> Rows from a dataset
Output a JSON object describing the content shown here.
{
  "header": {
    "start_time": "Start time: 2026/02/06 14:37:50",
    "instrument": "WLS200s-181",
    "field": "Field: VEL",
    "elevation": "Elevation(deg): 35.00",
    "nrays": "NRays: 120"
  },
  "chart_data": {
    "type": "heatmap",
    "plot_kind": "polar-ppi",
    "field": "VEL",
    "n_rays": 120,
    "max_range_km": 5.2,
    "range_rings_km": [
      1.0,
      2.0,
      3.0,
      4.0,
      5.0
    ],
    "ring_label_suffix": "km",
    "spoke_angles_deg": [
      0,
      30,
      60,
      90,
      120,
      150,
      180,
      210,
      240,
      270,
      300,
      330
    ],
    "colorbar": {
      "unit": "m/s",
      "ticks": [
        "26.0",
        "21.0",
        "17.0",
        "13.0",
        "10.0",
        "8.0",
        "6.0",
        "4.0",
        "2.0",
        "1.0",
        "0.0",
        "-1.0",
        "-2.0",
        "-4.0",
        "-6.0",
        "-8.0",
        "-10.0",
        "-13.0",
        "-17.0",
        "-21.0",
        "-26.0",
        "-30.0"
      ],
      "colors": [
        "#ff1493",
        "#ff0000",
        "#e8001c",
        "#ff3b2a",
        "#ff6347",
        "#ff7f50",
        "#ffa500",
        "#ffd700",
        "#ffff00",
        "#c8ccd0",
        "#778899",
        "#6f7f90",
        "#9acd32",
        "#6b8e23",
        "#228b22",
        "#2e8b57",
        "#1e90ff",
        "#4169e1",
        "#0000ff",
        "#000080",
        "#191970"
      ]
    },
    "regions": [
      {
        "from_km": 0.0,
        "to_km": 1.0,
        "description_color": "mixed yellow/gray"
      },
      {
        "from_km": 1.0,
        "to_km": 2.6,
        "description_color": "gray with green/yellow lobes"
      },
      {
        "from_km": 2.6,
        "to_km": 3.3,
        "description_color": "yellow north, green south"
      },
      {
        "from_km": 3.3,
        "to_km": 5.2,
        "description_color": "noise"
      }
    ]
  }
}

> Written problem
Copy every line above in which the string "yellow" shows up.

> Response to the exercise
        "description_color": "mixed yellow/gray"
        "description_color": "gray with green/yellow lobes"
        "description_color": "yellow north, green south"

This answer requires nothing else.